** Start Records **
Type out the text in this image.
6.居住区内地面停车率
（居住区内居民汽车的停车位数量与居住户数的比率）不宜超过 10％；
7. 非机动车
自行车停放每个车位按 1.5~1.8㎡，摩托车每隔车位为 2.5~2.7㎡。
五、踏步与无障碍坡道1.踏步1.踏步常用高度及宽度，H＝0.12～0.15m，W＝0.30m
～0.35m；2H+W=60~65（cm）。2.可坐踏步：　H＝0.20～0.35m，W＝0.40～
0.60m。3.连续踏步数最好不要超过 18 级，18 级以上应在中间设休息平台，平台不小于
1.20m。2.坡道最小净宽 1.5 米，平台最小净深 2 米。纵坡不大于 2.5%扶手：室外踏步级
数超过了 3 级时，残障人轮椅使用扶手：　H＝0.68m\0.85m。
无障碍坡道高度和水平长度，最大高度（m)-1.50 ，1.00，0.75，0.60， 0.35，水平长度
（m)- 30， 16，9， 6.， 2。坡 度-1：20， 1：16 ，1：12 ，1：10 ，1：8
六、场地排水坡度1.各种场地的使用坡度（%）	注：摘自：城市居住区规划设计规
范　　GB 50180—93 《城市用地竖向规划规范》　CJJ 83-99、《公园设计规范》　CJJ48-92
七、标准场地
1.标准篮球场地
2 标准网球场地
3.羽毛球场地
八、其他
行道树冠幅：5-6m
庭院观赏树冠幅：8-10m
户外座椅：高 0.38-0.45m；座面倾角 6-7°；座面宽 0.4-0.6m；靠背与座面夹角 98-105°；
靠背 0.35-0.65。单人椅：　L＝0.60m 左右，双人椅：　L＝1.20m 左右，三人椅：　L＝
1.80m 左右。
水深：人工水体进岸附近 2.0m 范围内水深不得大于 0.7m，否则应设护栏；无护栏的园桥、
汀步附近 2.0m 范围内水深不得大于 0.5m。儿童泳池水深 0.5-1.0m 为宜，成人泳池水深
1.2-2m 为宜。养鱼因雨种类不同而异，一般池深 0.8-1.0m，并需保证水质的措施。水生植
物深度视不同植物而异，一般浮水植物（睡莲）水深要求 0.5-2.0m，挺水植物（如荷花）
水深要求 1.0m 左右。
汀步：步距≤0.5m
** End Records **
Give the material above again, word for word.

■ Solved problem
Type out the text in this image.
6.居住区内地面停车率
（居住区内居民汽车的停车位数量与居住户数的比率）不宜超过 10％；
7. 非机动车
自行车停放每个车位按 1.5~1.8㎡，摩托车每隔车位为 2.5~2.7㎡。
五、踏步与无障碍坡道1.踏步1.踏步常用高度及宽度，H＝0.12～0.15m，W＝0.30m
～0.35m；2H+W=60~65（cm）。2.可坐踏步：　H＝0.20～0.35m，W＝0.40～
0.60m。3.连续踏步数最好不要超过 18 级，18 级以上应在中间设休息平台，平台不小于
1.20m。2.坡道最小净宽 1.5 米，平台最小净深 2 米。纵坡不大于 2.5%扶手：室外踏步级
数超过了 3 级时，残障人轮椅使用扶手：　H＝0.68m\0.85m。
无障碍坡道高度和水平长度，最大高度（m)-1.50 ，1.00，0.75，0.60， 0.35，水平长度
（m)- 30， 16，9， 6.， 2。坡 度-1：20， 1：16 ，1：12 ，1：10 ，1：8
六、场地排水坡度1.各种场地的使用坡度（%）	注：摘自：城市居住区规划设计规
范　　GB 50180—93 《城市用地竖向规划规范》　CJJ 83-99、《公园设计规范》　CJJ48-92
七、标准场地
1.标准篮球场地
2 标准网球场地
3.羽毛球场地
八、其他
行道树冠幅：5-6m
庭院观赏树冠幅：8-10m
户外座椅：高 0.38-0.45m；座面倾角 6-7°；座面宽 0.4-0.6m；靠背与座面夹角 98-105°；
靠背 0.35-0.65。单人椅：　L＝0.60m 左右，双人椅：　L＝1.20m 左右，三人椅：　L＝
1.80m 左右。
水深：人工水体进岸附近 2.0m 范围内水深不得大于 0.7m，否则应设护栏；无护栏的园桥、
汀步附近 2.0m 范围内水深不得大于 0.5m。儿童泳池水深 0.5-1.0m 为宜，成人泳池水深
1.2-2m 为宜。养鱼因雨种类不同而异，一般池深 0.8-1.0m，并需保证水质的措施。水生植
物深度视不同植物而异，一般浮水植物（睡莲）水深要求 0.5-2.0m，挺水植物（如荷花）
水深要求 1.0m 左右。
汀步：步距≤0.5m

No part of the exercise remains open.